__What is expected__:
Repeat the entries that follow verbatim, without any of their pictures.

#### Provided data ####

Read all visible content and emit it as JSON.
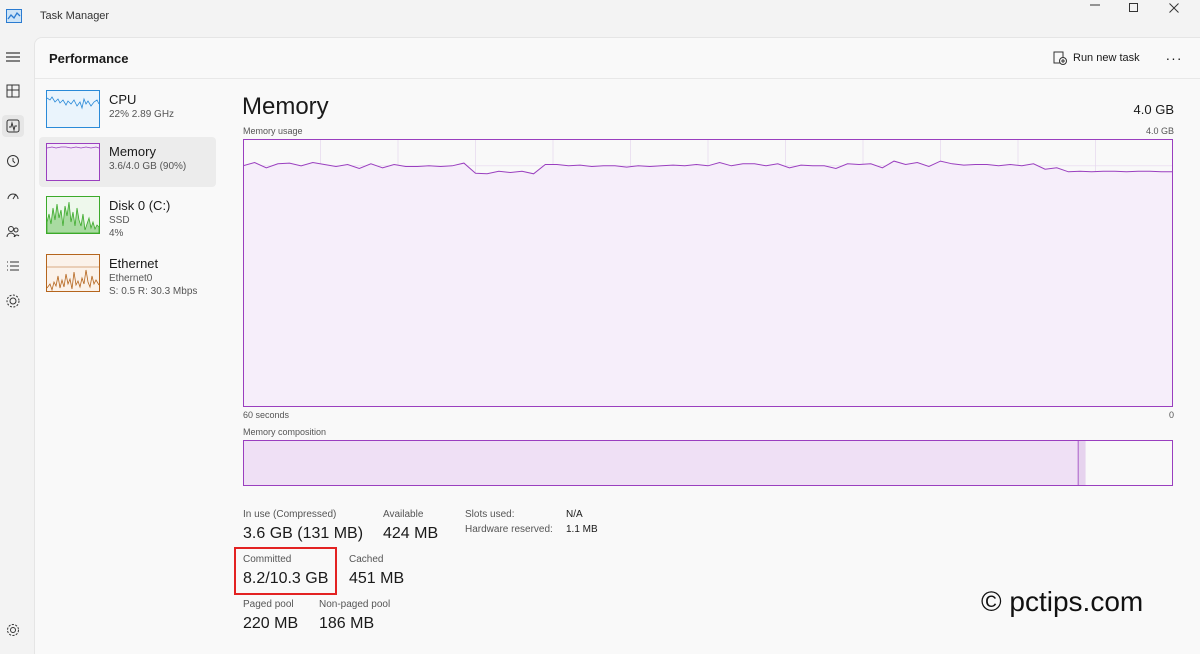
{
  "window": {
    "title": "Task Manager"
  },
  "header": {
    "page_title": "Performance",
    "run_new_task": "Run new task",
    "more": "···"
  },
  "resources": [
    {
      "name": "CPU",
      "line1": "22%  2.89 GHz",
      "line2": ""
    },
    {
      "name": "Memory",
      "line1": "3.6/4.0 GB (90%)",
      "line2": ""
    },
    {
      "name": "Disk 0 (C:)",
      "line1": "SSD",
      "line2": "4%"
    },
    {
      "name": "Ethernet",
      "line1": "Ethernet0",
      "line2": "S: 0.5  R: 30.3 Mbps"
    }
  ],
  "memory": {
    "title": "Memory",
    "total": "4.0 GB",
    "usage_label": "Memory usage",
    "usage_max": "4.0 GB",
    "time_left": "60 seconds",
    "time_right": "0",
    "composition_label": "Memory composition",
    "in_use_fraction": 0.898,
    "modified_fraction": 0.008
  },
  "chart_data": {
    "type": "area",
    "title": "Memory usage",
    "xlabel": "",
    "ylabel": "",
    "x_range_seconds": [
      60,
      0
    ],
    "ylim": [
      0,
      4.0
    ],
    "unit": "GB",
    "grid": true,
    "values": [
      3.6,
      3.65,
      3.57,
      3.63,
      3.64,
      3.6,
      3.65,
      3.62,
      3.59,
      3.62,
      3.56,
      3.63,
      3.57,
      3.62,
      3.59,
      3.59,
      3.6,
      3.59,
      3.6,
      3.64,
      3.49,
      3.48,
      3.52,
      3.5,
      3.52,
      3.48,
      3.62,
      3.62,
      3.6,
      3.61,
      3.59,
      3.6,
      3.6,
      3.58,
      3.6,
      3.59,
      3.6,
      3.61,
      3.6,
      3.62,
      3.6,
      3.65,
      3.6,
      3.63,
      3.63,
      3.6,
      3.63,
      3.57,
      3.61,
      3.6,
      3.6,
      3.56,
      3.63,
      3.62,
      3.63,
      3.57,
      3.67,
      3.62,
      3.65,
      3.59,
      3.67,
      3.63,
      3.61,
      3.62,
      3.62,
      3.6,
      3.62,
      3.6,
      3.63,
      3.55,
      3.57,
      3.51,
      3.52,
      3.51,
      3.52,
      3.52,
      3.51,
      3.52,
      3.52,
      3.51,
      3.51
    ]
  },
  "stats": {
    "in_use_label": "In use (Compressed)",
    "in_use_value": "3.6 GB (131 MB)",
    "available_label": "Available",
    "available_value": "424 MB",
    "slots_label": "Slots used:",
    "slots_value": "N/A",
    "hw_reserved_label": "Hardware reserved:",
    "hw_reserved_value": "1.1 MB",
    "committed_label": "Committed",
    "committed_value": "8.2/10.3 GB",
    "cached_label": "Cached",
    "cached_value": "451 MB",
    "paged_label": "Paged pool",
    "paged_value": "220 MB",
    "nonpaged_label": "Non-paged pool",
    "nonpaged_value": "186 MB"
  },
  "watermark": "© pctips.com",
  "colors": {
    "memory": "#9a3fbf",
    "cpu": "#2a8ad8",
    "disk": "#3caa2b",
    "ethernet": "#b5651d",
    "highlight": "#e32222"
  }
}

####

__Task solution__:
Read all visible content and emit it as JSON.
{
  "window": {
    "title": "Task Manager"
  },
  "header": {
    "page_title": "Performance",
    "run_new_task": "Run new task",
    "more": "···"
  },
  "resources": [
    {
      "name": "CPU",
      "line1": "22%  2.89 GHz",
      "line2": ""
    },
    {
      "name": "Memory",
      "line1": "3.6/4.0 GB (90%)",
      "line2": ""
    },
    {
      "name": "Disk 0 (C:)",
      "line1": "SSD",
      "line2": "4%"
    },
    {
      "name": "Ethernet",
      "line1": "Ethernet0",
      "line2": "S: 0.5  R: 30.3 Mbps"
    }
  ],
  "memory": {
    "title": "Memory",
    "total": "4.0 GB",
    "usage_label": "Memory usage",
    "usage_max": "4.0 GB",
    "time_left": "60 seconds",
    "time_right": "0",
    "composition_label": "Memory composition",
    "in_use_fraction": 0.898,
    "modified_fraction": 0.008
  },
  "chart_data": {
    "type": "area",
    "title": "Memory usage",
    "xlabel": "",
    "ylabel": "",
    "x_range_seconds": [
      60,
      0
    ],
    "ylim": [
      0,
      4.0
    ],
    "unit": "GB",
    "grid": true,
    "values": [
      3.6,
      3.65,
      3.57,
      3.63,
      3.64,
      3.6,
      3.65,
      3.62,
      3.59,
      3.62,
      3.56,
      3.63,
      3.57,
      3.62,
      3.59,
      3.59,
      3.6,
      3.59,
      3.6,
      3.64,
      3.49,
      3.48,
      3.52,
      3.5,
      3.52,
      3.48,
      3.62,
      3.62,
      3.6,
      3.61,
      3.59,
      3.6,
      3.6,
      3.58,
      3.6,
      3.59,
      3.6,
      3.61,
      3.6,
      3.62,
      3.6,
      3.65,
      3.6,
      3.63,
      3.63,
      3.6,
      3.63,
      3.57,
      3.61,
      3.6,
      3.6,
      3.56,
      3.63,
      3.62,
      3.63,
      3.57,
      3.67,
      3.62,
      3.65,
      3.59,
      3.67,
      3.63,
      3.61,
      3.62,
      3.62,
      3.6,
      3.62,
      3.6,
      3.63,
      3.55,
      3.57,
      3.51,
      3.52,
      3.51,
      3.52,
      3.52,
      3.51,
      3.52,
      3.52,
      3.51,
      3.51
    ]
  },
  "stats": {
    "in_use_label": "In use (Compressed)",
    "in_use_value": "3.6 GB (131 MB)",
    "available_label": "Available",
    "available_value": "424 MB",
    "slots_label": "Slots used:",
    "slots_value": "N/A",
    "hw_reserved_label": "Hardware reserved:",
    "hw_reserved_value": "1.1 MB",
    "committed_label": "Committed",
    "committed_value": "8.2/10.3 GB",
    "cached_label": "Cached",
    "cached_value": "451 MB",
    "paged_label": "Paged pool",
    "paged_value": "220 MB",
    "nonpaged_label": "Non-paged pool",
    "nonpaged_value": "186 MB"
  },
  "watermark": "© pctips.com",
  "colors": {
    "memory": "#9a3fbf",
    "cpu": "#2a8ad8",
    "disk": "#3caa2b",
    "ethernet": "#b5651d",
    "highlight": "#e32222"
  }
}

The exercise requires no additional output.